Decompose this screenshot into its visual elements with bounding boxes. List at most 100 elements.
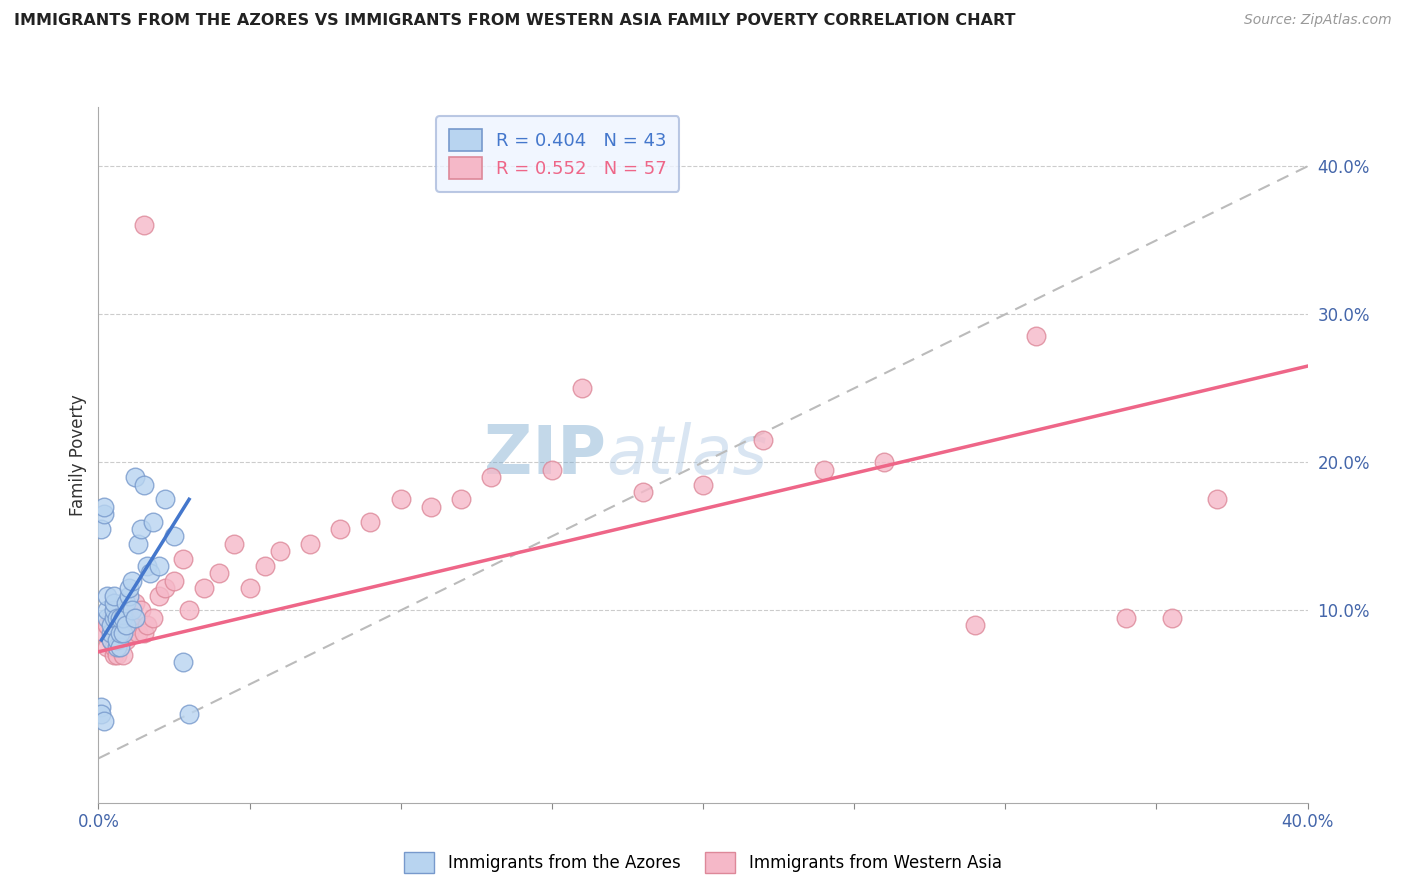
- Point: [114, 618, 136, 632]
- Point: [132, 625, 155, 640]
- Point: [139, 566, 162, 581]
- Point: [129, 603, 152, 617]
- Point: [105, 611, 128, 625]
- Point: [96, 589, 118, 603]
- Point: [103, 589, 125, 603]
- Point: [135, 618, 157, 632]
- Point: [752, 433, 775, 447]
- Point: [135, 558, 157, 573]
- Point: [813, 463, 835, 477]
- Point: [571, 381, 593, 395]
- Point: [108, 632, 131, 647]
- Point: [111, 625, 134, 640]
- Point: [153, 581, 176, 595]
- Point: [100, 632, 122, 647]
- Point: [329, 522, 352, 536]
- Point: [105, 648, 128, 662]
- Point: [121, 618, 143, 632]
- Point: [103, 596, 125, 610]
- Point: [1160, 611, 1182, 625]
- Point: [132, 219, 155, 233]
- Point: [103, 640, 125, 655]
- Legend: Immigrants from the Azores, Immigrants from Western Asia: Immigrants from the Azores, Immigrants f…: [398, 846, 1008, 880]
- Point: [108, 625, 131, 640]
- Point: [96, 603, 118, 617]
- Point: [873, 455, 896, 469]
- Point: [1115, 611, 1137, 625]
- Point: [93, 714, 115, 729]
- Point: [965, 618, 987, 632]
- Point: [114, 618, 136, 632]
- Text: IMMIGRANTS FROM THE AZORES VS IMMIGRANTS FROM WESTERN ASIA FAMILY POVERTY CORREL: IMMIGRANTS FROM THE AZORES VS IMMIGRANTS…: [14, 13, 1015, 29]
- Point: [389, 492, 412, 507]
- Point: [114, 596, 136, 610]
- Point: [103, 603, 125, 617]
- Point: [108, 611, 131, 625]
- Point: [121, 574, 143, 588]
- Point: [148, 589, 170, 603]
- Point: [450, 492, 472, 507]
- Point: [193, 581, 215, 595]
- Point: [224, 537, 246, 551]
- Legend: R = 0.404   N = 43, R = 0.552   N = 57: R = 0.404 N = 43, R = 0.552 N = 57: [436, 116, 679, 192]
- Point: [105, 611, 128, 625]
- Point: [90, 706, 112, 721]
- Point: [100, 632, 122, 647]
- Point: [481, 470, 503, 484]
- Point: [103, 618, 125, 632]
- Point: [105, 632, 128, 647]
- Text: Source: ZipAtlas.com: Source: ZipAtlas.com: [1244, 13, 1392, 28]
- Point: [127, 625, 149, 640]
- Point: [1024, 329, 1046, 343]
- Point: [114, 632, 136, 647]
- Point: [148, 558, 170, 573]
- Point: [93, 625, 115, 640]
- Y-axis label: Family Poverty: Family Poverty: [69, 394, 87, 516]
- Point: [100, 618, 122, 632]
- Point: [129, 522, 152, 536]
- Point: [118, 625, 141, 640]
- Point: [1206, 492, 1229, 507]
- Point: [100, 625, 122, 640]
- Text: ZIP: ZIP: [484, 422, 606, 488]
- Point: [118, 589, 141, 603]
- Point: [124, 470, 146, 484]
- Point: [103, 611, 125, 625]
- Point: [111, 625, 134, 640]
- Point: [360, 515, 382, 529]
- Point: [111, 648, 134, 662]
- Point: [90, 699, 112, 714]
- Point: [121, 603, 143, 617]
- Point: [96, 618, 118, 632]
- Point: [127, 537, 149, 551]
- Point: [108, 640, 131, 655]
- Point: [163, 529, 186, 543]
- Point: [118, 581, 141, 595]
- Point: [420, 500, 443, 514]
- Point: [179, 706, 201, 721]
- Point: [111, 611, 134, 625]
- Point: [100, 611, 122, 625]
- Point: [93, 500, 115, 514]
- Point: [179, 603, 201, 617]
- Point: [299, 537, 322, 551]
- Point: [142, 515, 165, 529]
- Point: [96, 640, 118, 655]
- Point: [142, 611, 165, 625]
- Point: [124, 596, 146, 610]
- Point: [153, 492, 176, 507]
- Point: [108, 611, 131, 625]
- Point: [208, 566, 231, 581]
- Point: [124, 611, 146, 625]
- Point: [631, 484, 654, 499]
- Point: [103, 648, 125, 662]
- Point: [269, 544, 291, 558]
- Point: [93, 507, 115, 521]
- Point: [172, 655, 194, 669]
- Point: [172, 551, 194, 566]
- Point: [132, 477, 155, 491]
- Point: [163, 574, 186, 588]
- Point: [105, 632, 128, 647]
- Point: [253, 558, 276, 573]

- Directions:
Extract each row above that contains the string "Text", copying each one in full.

- Output below:
- Text: IMMIGRANTS FROM THE AZORES VS IMMIGRANTS FROM WESTERN ASIA FAMILY POVERTY CORREL: IMMIGRANTS FROM THE AZORES VS IMMIGRANTS…: [14, 13, 1015, 29]
- Text: Source: ZipAtlas.com: Source: ZipAtlas.com: [1244, 13, 1392, 28]
- Text: ZIP: ZIP: [484, 422, 606, 488]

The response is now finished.